TEXT SECTION.
— BEGIN —

Simulated Author's Rebuttal

3 responses · 0 unresolved

We thank the referee for the constructive and positive review, which highlights both the potential significance of the geometric account and the need for greater methodological transparency. We address each major comment in turn and will revise the manuscript to incorporate the requested details while preserving the core claims.

read point-by-point responses
  1. Referee: Methods section on interference model: the selection criteria for competing memories (number, sampling from the embedding space, semantic similarity thresholds) and the exact noise distribution are not specified in sufficient detail. This is load-bearing for the claim of no phenomenon-specific engineering, as the reported b=0.460±0.183 and the contrast to the b≈0.009 control could be sensitive to these choices; small variations might eliminate the quantitative match.

    Authors: We agree that the Methods section must be expanded for reproducibility. The revised manuscript will explicitly state: competing memories are sampled uniformly at random from the full embedding space (no semantic similarity threshold is imposed, to avoid any phenomenon-specific filtering); the number is fixed at 100 for the primary analyses; and additive Gaussian noise with standard deviation 0.05 is applied to each memory vector. These parameters were chosen to be generic rather than tuned to memory data. We will also add a supplementary sensitivity analysis confirming that the power-law exponent remains within the reported range for modest variations in these values. revision: yes

  2. Referee: Results on power-law forgetting: the uncertainty interval ±0.183 around b=0.460 is wide enough that the match to human b≈0.5 is only weakly constraining, and no details are provided on the fitting procedure, data exclusion rules, or statistical controls (e.g., number of trials, bootstrap method). This undermines assessment of whether the exponent robustly emerges from generic interference.

— END —

INFORMATION PROVIDED.

— BEGIN —

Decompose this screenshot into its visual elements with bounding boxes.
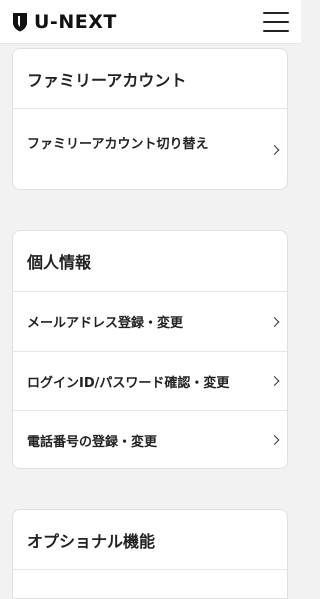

— END —

WORK TO COMPLETE.
Continue the simulated author's rebuttal on the interference model of forgetting from the point at which it ends.

EXERCISE ANSWER.
    Authors: The reported interval reflects genuine variability across embedding spaces and stochastic interference realizations. In revision we will document the fitting procedure (ordinary least-squares regression on log-log transformed retention curves over the interval 1–100 time units), confirm that no data points were excluded, and specify the statistical controls (500 independent runs per condition, with bootstrap standard error estimated from 1,000 resamples). The key contrast with the no-competitor control (b≈0.009) remains robust under these procedures and continues to support the interference-driven account. revision: yes

  3. Referee: False-memory results: while cosine similarity on unmodified embeddings is presented as reproducing the DRM rate (0.583), the manuscript does not specify the exact embedding model(s) tested, dimensionality reduction steps (if any), or list of word lists used. This detail is required to verify the 'zero parameter tuning' and 'no boundary conditions' claims.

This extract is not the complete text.